* **Section du texte**:
● ● ● ● ●

Et « les féministes ? » Elles se sont aussi exprimées pour condamner le cyberharcèlement et les menaces dont Mila était victime. Mais elles disposent, dans les médias, de moins de tribunes que les antiféministes. Et le féminisme est un ensemble de mouvements de bénévoles débordé.e.s. Pas un parti organisé ou une ONG capable de mobiliser des forces pour agir vite.
Pourquoi sommer les féministes d’agir ? Après tout cette affaire est, certes une attaque misogyne, mais c’est avant tout une question de droit au blasphème, de droit de critiquer les religions et de défense de la laïcité (qui se serait posé aussi si un homme avait exprimé les mêmes critiques du Coran). Le problème est que l’extrême droite a beaucoup investi les associations qui défendent la laïcité et commence à leur imposer le tempo. Si bien qu’il est compliqué pour la gauche de s’en réclamer. En interpellant les féministes quand ça l’arrange, l’extrême droite voudrait-elle aussi dicter le tempo du féminisme pour cantonner la misogynie à l’étranger musulman ? Peu probable qu’elle réussisse mais elle essaie.

● ● ● ● ●

* **Extraits des données**:
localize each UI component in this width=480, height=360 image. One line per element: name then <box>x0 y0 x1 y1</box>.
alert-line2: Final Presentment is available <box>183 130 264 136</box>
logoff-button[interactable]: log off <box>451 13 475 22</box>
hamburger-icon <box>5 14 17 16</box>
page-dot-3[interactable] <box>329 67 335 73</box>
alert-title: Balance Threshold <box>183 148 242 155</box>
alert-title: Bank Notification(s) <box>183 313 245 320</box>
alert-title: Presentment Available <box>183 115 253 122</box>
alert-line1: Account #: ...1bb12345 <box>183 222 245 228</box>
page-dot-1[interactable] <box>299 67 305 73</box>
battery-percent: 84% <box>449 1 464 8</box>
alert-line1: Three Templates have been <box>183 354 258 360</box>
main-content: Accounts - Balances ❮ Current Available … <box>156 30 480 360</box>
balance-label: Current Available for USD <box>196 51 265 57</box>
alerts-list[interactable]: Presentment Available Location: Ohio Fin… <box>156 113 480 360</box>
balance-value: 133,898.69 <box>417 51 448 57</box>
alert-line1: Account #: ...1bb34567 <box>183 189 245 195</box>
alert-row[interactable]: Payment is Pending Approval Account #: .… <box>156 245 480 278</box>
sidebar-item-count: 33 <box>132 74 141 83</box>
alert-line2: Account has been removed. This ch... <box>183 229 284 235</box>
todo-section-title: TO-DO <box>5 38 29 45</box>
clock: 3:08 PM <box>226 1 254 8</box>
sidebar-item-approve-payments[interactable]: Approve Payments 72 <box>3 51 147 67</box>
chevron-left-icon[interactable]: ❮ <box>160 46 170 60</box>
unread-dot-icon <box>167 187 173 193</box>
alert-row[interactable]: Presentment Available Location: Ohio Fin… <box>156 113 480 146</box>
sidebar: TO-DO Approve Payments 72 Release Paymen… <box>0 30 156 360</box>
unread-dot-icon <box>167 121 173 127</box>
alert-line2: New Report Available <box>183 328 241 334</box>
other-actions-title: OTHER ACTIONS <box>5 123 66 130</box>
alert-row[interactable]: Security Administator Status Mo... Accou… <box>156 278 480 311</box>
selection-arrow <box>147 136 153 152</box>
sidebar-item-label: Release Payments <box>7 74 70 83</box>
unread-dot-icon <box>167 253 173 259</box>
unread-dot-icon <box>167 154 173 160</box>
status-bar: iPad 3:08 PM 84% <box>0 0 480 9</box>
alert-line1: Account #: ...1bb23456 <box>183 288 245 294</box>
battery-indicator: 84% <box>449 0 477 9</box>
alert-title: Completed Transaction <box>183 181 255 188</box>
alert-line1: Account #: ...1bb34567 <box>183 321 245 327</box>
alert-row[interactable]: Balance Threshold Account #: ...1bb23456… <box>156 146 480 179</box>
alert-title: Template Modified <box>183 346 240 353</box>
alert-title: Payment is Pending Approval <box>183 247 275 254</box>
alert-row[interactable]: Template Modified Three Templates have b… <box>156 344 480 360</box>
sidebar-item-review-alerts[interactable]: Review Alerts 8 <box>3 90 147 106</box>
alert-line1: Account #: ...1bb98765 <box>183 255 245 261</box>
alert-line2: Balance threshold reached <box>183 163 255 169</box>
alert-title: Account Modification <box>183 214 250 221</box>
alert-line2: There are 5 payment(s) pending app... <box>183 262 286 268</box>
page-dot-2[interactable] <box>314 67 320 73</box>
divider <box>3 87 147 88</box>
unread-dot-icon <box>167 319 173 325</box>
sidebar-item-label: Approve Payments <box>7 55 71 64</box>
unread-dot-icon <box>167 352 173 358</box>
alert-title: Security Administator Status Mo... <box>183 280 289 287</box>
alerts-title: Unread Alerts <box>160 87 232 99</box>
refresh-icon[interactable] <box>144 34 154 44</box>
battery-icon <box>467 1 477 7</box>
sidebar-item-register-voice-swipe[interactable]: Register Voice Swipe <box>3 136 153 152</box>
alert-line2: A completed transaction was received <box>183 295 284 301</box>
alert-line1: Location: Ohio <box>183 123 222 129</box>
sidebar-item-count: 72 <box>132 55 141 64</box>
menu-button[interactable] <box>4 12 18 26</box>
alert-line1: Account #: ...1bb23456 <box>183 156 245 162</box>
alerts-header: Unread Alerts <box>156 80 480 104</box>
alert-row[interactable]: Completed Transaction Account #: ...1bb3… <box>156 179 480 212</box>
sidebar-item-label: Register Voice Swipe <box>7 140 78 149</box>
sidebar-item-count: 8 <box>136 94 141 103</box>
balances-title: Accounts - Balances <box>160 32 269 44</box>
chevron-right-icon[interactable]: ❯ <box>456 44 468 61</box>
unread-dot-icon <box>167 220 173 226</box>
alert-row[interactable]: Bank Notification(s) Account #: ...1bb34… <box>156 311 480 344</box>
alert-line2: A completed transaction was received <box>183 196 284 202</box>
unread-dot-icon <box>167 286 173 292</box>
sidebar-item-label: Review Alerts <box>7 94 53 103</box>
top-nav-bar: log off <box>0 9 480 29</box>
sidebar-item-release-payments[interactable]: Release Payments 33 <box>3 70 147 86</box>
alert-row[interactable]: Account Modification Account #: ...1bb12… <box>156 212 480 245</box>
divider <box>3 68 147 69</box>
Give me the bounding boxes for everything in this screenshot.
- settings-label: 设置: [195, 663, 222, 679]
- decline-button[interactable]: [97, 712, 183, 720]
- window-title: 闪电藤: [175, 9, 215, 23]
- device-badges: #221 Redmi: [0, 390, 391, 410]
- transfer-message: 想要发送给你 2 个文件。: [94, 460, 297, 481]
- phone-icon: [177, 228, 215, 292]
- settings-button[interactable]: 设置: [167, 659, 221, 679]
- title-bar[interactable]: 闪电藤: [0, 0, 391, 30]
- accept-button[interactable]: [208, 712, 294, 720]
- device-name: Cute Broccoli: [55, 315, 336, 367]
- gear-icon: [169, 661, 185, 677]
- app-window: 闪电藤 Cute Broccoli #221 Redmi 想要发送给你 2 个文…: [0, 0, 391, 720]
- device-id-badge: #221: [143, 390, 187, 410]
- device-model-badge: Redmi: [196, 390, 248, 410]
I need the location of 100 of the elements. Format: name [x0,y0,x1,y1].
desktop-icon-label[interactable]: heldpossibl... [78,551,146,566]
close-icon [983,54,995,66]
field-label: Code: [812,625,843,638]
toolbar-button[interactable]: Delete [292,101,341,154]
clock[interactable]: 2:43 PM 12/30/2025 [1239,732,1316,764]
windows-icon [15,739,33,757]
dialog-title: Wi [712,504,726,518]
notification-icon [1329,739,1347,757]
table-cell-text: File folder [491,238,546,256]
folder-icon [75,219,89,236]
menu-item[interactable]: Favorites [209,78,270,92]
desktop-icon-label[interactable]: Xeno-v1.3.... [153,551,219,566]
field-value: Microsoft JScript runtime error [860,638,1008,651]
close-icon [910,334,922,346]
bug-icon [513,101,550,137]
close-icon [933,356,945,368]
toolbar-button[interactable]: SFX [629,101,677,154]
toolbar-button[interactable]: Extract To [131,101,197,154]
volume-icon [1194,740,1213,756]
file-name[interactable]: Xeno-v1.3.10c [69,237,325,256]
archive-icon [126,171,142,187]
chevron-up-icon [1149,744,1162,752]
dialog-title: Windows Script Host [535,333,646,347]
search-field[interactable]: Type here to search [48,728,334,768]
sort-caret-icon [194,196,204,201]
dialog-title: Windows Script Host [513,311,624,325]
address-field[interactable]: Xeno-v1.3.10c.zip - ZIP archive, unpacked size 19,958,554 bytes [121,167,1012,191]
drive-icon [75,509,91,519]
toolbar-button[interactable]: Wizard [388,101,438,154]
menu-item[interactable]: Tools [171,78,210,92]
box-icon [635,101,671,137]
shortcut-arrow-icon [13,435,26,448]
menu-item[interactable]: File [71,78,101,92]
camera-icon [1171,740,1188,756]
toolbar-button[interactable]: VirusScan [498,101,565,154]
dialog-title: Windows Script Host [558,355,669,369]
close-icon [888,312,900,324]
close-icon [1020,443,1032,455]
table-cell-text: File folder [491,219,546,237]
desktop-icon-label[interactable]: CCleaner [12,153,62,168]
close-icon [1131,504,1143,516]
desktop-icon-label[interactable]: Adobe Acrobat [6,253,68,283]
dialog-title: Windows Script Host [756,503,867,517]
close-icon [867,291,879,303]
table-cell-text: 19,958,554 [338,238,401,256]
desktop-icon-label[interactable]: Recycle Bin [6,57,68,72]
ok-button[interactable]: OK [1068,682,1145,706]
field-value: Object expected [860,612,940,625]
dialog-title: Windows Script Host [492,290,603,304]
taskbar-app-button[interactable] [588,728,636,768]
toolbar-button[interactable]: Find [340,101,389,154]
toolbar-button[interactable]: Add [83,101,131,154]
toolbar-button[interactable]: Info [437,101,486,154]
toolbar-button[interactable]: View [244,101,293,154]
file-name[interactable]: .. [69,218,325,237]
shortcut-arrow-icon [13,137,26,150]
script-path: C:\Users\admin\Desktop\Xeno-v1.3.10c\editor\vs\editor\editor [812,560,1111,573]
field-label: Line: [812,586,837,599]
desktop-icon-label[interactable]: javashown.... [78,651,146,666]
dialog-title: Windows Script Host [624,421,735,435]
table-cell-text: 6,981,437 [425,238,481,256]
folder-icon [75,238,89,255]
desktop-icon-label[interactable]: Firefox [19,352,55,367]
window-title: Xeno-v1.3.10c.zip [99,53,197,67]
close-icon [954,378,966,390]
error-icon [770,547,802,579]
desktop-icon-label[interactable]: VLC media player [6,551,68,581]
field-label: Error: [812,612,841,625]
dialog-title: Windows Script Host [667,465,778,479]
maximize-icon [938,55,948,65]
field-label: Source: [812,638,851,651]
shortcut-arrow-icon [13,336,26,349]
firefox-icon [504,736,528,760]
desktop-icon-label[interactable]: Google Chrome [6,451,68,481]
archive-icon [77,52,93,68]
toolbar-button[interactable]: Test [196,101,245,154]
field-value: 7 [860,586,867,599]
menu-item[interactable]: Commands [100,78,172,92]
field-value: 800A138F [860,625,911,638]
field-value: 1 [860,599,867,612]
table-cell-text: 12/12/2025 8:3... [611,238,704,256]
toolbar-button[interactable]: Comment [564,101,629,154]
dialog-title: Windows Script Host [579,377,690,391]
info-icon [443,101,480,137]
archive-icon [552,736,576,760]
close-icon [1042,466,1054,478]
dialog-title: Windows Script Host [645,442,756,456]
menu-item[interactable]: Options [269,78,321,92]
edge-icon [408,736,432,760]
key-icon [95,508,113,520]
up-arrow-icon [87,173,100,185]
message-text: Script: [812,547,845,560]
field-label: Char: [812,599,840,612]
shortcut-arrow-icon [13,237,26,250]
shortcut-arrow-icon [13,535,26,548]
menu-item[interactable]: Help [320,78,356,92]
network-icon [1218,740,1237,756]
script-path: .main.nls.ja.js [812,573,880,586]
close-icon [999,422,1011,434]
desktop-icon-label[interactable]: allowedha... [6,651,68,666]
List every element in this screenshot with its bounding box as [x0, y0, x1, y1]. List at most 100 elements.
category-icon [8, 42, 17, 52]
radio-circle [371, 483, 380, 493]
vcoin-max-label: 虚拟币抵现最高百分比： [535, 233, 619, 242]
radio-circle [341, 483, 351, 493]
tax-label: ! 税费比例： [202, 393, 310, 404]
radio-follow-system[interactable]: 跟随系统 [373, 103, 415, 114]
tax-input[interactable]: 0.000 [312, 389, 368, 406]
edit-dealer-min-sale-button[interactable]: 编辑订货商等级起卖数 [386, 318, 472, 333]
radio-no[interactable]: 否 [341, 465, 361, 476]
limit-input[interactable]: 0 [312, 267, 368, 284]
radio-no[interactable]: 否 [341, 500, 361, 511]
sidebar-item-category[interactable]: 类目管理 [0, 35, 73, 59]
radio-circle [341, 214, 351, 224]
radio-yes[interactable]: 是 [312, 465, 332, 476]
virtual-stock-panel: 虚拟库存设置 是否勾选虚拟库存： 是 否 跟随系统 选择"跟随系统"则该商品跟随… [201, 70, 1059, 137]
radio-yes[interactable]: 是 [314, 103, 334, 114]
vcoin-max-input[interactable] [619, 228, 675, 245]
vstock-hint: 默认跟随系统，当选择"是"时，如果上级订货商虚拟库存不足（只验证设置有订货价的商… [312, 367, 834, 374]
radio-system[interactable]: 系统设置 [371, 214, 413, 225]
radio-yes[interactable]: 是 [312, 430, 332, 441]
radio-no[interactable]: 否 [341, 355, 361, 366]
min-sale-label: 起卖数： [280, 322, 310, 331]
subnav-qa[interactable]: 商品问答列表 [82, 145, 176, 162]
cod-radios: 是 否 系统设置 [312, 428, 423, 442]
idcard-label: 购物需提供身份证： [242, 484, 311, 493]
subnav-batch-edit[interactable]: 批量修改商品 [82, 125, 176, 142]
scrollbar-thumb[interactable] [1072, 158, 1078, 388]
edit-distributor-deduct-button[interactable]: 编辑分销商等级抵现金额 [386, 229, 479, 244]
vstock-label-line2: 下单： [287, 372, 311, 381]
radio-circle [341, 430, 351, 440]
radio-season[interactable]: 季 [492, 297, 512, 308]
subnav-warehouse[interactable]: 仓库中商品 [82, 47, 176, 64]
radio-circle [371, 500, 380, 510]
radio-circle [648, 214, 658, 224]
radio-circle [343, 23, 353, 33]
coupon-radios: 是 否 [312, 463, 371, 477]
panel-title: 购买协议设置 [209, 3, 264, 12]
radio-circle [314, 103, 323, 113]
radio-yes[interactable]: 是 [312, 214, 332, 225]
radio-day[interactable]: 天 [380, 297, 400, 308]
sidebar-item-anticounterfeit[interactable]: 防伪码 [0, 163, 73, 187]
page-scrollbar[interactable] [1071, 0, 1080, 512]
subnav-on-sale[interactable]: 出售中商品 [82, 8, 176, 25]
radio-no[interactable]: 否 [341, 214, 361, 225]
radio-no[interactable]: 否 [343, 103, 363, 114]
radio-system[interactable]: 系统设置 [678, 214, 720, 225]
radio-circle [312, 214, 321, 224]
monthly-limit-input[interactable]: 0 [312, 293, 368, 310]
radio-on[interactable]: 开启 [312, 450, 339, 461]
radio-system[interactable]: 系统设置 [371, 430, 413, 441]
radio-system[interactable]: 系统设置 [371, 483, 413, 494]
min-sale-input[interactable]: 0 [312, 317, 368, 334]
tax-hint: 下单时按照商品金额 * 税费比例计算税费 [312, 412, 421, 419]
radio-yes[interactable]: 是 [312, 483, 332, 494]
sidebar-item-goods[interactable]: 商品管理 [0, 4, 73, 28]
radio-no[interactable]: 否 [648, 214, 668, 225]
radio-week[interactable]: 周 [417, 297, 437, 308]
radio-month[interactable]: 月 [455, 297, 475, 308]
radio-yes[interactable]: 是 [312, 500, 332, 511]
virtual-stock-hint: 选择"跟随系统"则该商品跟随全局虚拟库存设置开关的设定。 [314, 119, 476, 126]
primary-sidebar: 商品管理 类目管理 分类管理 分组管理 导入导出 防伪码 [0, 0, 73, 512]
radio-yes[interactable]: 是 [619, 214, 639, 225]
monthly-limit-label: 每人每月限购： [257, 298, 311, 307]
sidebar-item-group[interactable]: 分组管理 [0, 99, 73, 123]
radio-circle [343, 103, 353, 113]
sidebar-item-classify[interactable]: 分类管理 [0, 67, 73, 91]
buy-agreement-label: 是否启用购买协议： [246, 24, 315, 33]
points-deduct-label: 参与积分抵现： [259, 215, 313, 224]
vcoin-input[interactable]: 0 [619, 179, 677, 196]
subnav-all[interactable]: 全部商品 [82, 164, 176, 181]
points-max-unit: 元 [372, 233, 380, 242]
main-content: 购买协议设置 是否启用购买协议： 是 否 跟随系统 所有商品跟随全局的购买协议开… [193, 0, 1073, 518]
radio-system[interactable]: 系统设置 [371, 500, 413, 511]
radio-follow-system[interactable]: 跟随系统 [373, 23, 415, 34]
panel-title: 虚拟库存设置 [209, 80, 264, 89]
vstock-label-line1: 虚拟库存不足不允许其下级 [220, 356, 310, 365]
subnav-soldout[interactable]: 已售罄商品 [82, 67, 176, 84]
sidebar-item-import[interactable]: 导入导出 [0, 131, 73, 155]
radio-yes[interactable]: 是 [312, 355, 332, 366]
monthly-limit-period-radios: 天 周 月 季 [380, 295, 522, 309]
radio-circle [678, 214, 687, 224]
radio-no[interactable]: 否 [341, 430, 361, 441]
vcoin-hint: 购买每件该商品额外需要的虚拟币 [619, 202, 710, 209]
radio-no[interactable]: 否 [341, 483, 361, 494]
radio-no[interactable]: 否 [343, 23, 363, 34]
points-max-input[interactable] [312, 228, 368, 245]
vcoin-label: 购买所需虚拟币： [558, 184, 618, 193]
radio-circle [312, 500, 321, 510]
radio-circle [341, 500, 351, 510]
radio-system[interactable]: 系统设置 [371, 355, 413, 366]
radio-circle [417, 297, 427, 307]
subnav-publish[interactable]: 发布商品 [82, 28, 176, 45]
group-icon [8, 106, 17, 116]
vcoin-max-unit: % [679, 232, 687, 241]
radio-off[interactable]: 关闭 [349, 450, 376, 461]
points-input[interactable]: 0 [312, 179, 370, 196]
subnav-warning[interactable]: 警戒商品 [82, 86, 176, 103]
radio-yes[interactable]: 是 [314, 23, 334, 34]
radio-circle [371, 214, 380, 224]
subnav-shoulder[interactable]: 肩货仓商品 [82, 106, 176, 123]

● ● ● ● ●

Recopiez à l'identique le passage du texte sur les féministes et l'affaire Mila compris entre « Pourquoi sommer les » et « mais elle essaie. », ces deux segments inclus.

* **Zone de réponse**:
Pourquoi sommer les féministes d’agir ? Après tout cette affaire est, certes une attaque misogyne, mais c’est avant tout une question de droit au blasphème, de droit de critiquer les religions et de défense de la laïcité (qui se serait posé aussi si un homme avait exprimé les mêmes critiques du Coran). Le problème est que l’extrême droite a beaucoup investi les associations qui défendent la laïcité et commence à leur imposer le tempo. Si bien qu’il est compliqué pour la gauche de s’en réclamer. En interpellant les féministes quand ça l’arrange, l’extrême droite voudrait-elle aussi dicter le tempo du féminisme pour cantonner la misogynie à l’étranger musulman ? Peu probable qu’elle réussisse mais elle essaie.